▶ _PROVIDED TEXT_:
* * * * * * *

So I try to ping the host. That looks healthy:
ping 35.197.33.182
PING 35.197.33.182 (35.197.33.182): 56 data bytes
64 bytes from 35.197.33.182: icmp_seq=0 ttl=57 time=69.172 ms
64 bytes from 35.197.33.182: icmp_seq=1 ttl=57 time=21.509 ms
Traceroute quits after 64 hops, without reaching the 35.197.33.182 destination.
So I check which ports are open with nmap:
nmap 35.197.33.182
Starting Nmap 7.12 ( https://nmap.org ) at 2017-06-18 16:39 PDT
Note: Host seems down. If it is really up, but blocking our ping probes, try -Pn
Nmap done: 1 IP address (0 hosts up) scanned in 3.06 seconds
nmap 35.197.33.182 -Pn
Starting Nmap 7.12 ( https://nmap.org ) at 2017-06-18 16:39 PDT
Nmap scan report for 182.33.197.35.bc.googleusercontent.com (35.197.33.182)
Host is up (0.022s latency).
Not shown: 999 filtered ports
PORT STATE SERVICE
22/tcp open ssh
Nmap done: 1 IP address (1 host up) scanned in 6.84 seconds
… even when I’m running nc -l -p 80 on 35.197.33.182.
Ensure that VM level firewall is not intervening. For example, Container-Optimized OS is a bit special in comparison to all other default images:
By default, the Container-Optimized OS host firewall allows only outgoing connections, and accepts incoming connections only through the SSH service. To accept incoming connections on a Container-Optimized OS instance, you must open the ports your services are listening on.
https://cloud.google.com/container-optimized-os/docs/how-to/firewall
Checking the two check boxes "Allow HTTP traffic" and "Allow HTTPS traffic" did the trick. This created two Firewall rules, that opened the ports 80 and 443.
Manually adding rules for those port didn't work for some reason, but it worked with checking the boxes.
On a quick glance, your setup seems to be correct.
You have allowed INGRESS tcp:80 for all instances in the default network.
Your VM is on the default network.
Traceroute will not give a good indication when you have VMs running on Cloud providers, because of the use of SDNs, virtual networks and whole bunch of intermediate networking infrastructure unfortunately.
One thing I notice is that your instance has 2 tags http-server and https-server. These could be used by some other firewall rules possibly which is somehow blocking traffic to your VM's tcp:80 port.
There are other variables in your setup and I'm happy to debug if needed further.
Tag based firewall rules
You can try tag based firewall rules which will apply the firewall rule only to instances which have the specified target tag.

* * * * * * *

▶ _EXTRACTED DATA_:
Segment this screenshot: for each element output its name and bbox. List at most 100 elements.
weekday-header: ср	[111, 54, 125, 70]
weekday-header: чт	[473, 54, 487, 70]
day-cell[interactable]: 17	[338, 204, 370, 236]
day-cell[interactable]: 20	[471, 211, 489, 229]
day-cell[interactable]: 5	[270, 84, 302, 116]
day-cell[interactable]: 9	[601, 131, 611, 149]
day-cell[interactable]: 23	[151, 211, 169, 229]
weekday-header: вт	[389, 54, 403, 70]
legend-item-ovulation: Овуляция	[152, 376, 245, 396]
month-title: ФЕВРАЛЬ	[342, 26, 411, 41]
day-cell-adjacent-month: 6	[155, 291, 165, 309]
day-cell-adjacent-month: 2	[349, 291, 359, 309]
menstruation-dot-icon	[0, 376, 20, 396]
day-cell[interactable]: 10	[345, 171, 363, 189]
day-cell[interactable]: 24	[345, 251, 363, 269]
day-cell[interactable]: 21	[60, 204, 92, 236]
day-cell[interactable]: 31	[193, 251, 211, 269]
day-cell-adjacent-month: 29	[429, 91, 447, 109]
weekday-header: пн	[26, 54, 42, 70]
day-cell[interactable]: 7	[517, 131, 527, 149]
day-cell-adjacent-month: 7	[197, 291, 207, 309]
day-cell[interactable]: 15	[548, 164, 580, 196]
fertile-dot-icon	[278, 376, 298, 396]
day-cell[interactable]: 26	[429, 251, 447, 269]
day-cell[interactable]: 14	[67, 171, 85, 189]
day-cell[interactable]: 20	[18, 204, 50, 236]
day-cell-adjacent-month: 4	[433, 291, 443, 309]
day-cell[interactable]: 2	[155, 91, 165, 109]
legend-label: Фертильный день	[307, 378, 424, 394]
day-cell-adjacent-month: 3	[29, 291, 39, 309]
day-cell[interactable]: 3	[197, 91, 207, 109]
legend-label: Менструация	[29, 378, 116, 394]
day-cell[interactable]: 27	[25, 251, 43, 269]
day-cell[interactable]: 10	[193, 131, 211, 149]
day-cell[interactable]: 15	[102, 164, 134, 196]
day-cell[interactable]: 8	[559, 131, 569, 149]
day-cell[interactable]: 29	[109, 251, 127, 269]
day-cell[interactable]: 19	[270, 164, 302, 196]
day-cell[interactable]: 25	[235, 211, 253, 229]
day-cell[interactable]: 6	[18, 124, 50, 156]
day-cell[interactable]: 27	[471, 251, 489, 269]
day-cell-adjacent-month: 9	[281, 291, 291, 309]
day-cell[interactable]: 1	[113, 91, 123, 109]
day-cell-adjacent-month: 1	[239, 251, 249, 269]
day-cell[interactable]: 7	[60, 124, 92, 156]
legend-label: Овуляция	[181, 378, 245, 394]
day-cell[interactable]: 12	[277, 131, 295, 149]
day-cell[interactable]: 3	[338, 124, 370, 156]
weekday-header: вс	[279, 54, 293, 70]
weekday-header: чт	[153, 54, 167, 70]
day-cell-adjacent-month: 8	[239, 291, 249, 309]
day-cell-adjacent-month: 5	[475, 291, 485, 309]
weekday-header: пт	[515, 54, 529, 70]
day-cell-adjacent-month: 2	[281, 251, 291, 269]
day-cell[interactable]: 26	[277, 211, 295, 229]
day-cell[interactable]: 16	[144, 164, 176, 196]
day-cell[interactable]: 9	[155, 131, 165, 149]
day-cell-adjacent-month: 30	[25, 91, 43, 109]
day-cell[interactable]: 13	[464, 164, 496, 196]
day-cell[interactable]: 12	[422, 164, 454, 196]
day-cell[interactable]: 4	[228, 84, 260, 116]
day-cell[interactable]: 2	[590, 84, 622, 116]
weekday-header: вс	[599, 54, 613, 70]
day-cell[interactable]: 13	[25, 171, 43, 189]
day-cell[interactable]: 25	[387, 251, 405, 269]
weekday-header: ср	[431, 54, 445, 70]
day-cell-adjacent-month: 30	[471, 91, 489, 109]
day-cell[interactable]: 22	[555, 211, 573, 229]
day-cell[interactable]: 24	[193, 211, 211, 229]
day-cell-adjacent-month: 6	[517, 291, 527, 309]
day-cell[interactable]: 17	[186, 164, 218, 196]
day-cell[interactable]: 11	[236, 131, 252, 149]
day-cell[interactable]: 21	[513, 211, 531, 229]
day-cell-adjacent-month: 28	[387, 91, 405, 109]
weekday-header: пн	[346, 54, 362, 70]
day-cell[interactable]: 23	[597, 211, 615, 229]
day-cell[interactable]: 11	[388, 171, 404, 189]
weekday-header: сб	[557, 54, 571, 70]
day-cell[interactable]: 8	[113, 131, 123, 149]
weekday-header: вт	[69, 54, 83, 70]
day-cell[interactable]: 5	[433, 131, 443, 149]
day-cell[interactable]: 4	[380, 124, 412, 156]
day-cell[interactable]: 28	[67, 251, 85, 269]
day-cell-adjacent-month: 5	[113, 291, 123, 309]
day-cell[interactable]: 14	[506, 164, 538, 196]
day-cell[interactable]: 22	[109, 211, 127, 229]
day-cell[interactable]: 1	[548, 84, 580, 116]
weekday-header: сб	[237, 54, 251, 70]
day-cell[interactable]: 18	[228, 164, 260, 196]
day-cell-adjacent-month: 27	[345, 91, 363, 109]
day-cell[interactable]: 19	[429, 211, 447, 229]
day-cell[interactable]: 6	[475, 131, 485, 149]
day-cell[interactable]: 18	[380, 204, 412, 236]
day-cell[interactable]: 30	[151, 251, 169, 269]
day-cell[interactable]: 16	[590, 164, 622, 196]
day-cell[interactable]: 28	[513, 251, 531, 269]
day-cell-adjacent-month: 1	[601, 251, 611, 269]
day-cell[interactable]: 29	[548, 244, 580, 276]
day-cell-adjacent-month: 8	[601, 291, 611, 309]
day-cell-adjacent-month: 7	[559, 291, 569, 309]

* * * * * * *

▶ _QUESTIONS_:
A) In the firewall troubleshooting text, translate this sentence into Spanish: "You have allowed INGRESS tcp:80 for all instances in the default network."
B) Answer these questions from the firewall troubleshooting text:
(i) Which port and service does the nmap scan run with -Pn report as open?
(ii) Through which service does the Container-Optimized OS host firewall accept incoming connections by default?
(iii) What two tags does the instance have?
C) Carry on the firewall troubleshooting text past its final sentence.

▶ _RESPONSES FOR EACH TASK_:
A) Has permitido INGRESS tcp:80 para todas las instancias de la red predeterminada.

B)
(i) Port 22/tcp, the ssh service.
(ii) Only through the SSH service.
(iii) http-server and https-server.

C)
Network tags are used by networks to identify which instances are
subject to certain firewall rules and network routes. For example, if
you have several VM instances that are serving a large website, tag
these instances with a shared word or term and then use that tag to
apply a firewall rule that allows HTTP access to those instances. Tags
are also reflected in the metadata server, so you can use them for
applications running on your instances. When you create a firewall
rule, you can provide either sourceRanges or sourceTags but not both.
# Add a new tag based firewall rule to allow ingress tcp:80
gcloud compute firewall-rules create rule-allow-tcp-80 --source-ranges 0.0.0.0/0 --target-tags allow-tcp-80 --allow tcp:80
# Add the allow-tcp-80 target tag to the VM ssrf3
gcloud compute instances add-tags ssrf3 --tags allow-tcp-80
It might take a few seconds to couple of minutes for the changes to take effect.
NOTE: Since you're opening up ports of VM's external IPs to the internet, take care to restrict access accordingly as per the needs of your application running on these ports.
After lots of trail and error, the following worked for me on ubuntu-1404-trusty-v20190514
, with a nodejs app listening on port 8080. Accept port 80 and 8080, and then redirect 80 to 8080.
sudo iptables -A INPUT -i eth0 -p tcp --dport 80 -j ACCEPT
sudo iptables -A INPUT -i eth0 -p tcp --dport 8080 -j ACCEPT
sudo iptables -t nat -A OUTPUT -o lo -p tcp --dport 80 -j REDIRECT --to-port 8080
sudo iptables -A PREROUTING -t nat -i eth0 -p tcp --dport 80 -j REDIRECT --to-port 8080
Incase you are a windows server instance , You could try to turn off the Windows Defender and check if it's blocking the incoming connection.